PROBLEM
Keep only the lines of the data below that contain "with", and copy them.

RECORDED INFORMATION

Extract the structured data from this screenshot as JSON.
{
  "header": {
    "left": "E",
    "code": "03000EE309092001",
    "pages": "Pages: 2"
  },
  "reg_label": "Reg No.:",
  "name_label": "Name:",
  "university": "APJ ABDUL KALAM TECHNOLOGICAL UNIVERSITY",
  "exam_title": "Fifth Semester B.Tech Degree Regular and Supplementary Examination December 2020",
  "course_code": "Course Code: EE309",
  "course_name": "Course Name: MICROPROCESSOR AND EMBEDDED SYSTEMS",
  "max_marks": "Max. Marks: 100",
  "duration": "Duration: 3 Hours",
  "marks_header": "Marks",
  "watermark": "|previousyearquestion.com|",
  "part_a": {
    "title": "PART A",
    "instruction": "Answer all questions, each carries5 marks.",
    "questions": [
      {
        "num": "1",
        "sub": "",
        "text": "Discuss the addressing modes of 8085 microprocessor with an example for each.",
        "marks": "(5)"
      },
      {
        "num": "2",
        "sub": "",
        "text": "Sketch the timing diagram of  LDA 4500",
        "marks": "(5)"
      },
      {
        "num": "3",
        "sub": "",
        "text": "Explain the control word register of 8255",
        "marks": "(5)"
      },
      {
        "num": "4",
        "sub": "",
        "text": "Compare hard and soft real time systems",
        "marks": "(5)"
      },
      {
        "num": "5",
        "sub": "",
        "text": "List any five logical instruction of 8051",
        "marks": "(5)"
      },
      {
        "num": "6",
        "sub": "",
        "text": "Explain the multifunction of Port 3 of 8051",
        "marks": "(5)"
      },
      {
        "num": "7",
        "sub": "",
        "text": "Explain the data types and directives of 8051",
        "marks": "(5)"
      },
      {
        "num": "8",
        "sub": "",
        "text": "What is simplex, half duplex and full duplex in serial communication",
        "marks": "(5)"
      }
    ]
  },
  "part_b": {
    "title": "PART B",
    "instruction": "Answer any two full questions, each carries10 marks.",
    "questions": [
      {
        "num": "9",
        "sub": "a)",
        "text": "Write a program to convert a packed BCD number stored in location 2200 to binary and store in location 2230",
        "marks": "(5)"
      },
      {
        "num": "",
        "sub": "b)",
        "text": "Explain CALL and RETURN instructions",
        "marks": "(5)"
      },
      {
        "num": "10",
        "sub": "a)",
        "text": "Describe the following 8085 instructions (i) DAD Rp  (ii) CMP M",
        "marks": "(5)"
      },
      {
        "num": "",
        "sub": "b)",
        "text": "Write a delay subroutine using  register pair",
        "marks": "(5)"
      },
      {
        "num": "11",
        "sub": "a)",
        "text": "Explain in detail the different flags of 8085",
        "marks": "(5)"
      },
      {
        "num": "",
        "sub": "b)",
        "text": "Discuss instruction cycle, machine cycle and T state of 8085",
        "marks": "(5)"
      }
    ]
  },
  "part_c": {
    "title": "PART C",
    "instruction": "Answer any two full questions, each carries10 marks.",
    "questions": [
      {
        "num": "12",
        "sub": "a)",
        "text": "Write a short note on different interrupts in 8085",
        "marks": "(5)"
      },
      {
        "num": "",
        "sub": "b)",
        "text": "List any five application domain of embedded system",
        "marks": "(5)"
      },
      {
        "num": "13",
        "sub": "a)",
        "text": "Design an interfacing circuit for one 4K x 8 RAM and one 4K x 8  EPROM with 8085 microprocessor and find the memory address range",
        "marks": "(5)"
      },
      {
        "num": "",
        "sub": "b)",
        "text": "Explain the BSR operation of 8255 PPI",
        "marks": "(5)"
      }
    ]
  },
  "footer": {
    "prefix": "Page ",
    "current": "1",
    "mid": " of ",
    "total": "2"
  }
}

RESULT BELOW
        "text": "Discuss the addressing modes of 8085 microprocessor with an example for each.",
        "text": "Design an interfacing circuit for one 4K x 8 RAM and one 4K x 8  EPROM with 8085 microprocessor and find the memory address range",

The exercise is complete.